====== EXERCISE PASSAGE ======

This is a powerful point (on both Hume’s and Deleuze’s part), including as concerns the irreducible role of probability under these conditions. This view of knowledge and, to begin with, thought has important implications for psychology and psychoanalysis, because it radically questions the unconditional separation between legitimate and illegitimate assumption, belief, and logic, or thought, although I can only mention this point here, without elaborating on it. For the moment, this view suggests that ontology may be inconsistent: it may even be the delirium of non-knowledge, a form of madness. Kant would not have accepted this. One might even wonder whether Hume would have had ultimately accepted this either. Nor would Kant have accepted the irreducible role of probability, irreducible insofar as any belief has a degree of its plausibility, which—the degree of belief—is arguably the most philosophically cogent definition of probability itself. For the moment, this argument leads Deleuze to locate in Hume the concept of the Outside that exceeds mere exteriority because it is define by the concept of relations, rather than things: everything is a relation, even single entities or what so appears. However, this extra-exterior Outside can still be embodied in thought, given an ontology, perhaps by way of a delirium of non-thought, and hence ultimately remains classical, even though the full measure of causality governing this outside is seen beyond human ontological thinking by Hume, or perhaps even Kant. Kant, however, appears to give us more chance on this score.

====== RECORDS SUPPLIED ======

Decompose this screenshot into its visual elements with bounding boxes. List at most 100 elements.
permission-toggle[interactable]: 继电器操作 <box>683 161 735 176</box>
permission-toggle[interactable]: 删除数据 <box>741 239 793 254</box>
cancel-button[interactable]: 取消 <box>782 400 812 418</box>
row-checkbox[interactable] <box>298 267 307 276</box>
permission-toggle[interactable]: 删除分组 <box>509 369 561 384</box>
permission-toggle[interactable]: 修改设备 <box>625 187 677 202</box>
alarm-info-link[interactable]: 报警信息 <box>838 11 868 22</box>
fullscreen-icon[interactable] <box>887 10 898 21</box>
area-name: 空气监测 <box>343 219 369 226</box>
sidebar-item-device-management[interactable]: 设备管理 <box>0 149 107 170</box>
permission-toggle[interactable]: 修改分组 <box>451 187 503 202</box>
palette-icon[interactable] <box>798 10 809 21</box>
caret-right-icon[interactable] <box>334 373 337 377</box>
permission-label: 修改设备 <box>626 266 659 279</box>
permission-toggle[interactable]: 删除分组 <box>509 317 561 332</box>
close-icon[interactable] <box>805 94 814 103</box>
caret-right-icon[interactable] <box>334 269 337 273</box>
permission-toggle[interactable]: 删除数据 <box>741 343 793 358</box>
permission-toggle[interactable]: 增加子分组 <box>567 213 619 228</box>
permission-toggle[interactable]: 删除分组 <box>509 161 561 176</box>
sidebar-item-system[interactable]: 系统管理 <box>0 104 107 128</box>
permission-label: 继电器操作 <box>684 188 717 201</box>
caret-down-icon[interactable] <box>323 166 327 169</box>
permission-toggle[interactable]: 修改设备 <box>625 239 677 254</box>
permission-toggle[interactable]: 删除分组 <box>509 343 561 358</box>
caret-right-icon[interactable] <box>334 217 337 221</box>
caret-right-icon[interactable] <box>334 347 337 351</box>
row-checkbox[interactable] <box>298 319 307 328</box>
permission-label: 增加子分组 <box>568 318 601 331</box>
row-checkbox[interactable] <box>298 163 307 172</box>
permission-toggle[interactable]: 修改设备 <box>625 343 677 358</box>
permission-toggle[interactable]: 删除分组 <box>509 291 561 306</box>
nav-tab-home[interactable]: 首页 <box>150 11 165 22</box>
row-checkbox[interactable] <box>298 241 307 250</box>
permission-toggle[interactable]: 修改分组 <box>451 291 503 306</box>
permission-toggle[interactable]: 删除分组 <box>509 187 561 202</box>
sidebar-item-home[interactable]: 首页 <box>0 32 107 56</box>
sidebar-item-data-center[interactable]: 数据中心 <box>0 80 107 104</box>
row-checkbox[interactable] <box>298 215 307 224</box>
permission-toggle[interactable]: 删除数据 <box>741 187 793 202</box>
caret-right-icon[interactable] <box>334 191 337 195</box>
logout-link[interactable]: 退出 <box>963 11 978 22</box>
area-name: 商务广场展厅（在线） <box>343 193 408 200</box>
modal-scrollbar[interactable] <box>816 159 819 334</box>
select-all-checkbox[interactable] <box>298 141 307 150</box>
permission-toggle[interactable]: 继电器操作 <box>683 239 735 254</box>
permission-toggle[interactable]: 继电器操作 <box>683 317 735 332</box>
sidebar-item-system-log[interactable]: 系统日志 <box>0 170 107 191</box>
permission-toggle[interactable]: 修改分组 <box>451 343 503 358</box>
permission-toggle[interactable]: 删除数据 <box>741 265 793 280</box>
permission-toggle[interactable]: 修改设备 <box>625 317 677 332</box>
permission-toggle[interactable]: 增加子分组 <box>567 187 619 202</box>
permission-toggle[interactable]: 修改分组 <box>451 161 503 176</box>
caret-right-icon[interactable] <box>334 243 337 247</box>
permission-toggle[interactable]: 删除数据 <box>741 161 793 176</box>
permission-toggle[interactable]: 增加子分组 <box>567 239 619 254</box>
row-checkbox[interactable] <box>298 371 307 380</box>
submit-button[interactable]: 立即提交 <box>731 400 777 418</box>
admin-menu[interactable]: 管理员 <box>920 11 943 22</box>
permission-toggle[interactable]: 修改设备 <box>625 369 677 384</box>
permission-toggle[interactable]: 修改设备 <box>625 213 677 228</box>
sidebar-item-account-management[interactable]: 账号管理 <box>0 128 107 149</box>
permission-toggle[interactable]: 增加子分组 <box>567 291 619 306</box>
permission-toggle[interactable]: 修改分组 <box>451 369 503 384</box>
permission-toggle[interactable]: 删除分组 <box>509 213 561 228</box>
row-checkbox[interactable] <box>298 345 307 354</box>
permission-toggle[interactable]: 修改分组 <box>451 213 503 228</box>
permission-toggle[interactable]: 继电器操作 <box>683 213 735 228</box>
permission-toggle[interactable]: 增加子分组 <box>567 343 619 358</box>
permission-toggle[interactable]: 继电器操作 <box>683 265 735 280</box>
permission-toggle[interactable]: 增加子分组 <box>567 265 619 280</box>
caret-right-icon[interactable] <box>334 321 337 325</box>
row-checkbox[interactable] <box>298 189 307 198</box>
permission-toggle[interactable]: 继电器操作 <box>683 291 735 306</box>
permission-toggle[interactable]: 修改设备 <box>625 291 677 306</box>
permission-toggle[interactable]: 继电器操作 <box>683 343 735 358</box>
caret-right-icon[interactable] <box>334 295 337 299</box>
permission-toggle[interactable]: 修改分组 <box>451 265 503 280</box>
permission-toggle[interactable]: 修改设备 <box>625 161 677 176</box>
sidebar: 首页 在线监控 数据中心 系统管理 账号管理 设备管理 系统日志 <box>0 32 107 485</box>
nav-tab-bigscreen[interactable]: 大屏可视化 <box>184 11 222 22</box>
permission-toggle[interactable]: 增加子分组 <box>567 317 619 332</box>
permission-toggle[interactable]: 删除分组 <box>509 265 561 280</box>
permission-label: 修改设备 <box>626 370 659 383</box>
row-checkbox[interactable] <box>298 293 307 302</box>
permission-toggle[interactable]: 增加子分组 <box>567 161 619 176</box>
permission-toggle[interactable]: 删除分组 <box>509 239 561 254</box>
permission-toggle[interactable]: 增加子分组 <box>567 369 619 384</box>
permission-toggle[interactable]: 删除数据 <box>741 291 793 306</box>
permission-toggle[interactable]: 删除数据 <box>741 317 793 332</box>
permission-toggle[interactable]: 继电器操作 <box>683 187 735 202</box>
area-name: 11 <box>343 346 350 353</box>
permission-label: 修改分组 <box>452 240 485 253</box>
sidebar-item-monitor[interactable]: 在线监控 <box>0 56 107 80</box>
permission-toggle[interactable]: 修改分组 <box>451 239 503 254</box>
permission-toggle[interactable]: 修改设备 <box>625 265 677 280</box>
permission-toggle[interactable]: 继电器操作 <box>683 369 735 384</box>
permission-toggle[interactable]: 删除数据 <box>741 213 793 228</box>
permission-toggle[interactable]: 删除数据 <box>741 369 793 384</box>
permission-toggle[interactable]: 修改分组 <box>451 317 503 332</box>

======

## EXERCISE REQUIREMENTS:
Do these statements agree with the passage on Hume and Deleuze? Answer yes or no for each and quote the words of the text that decide it. (a) Kant would have accepted the view that ontology may be a delirium of non-knowledge. (b) Deleuze finds in Hume a concept of the Outside that goes beyond mere exteriority. (c) The writer explains at length what this view of knowledge means for psychology and psychoanalysis. Answer from the text alone.

## RESULT:
(a) No: "Kant would not have accepted this."
(b) Yes: "locate in Hume the concept of the Outside that exceeds mere exteriority"
(c) No: "I can only mention this point here, without elaborating on it"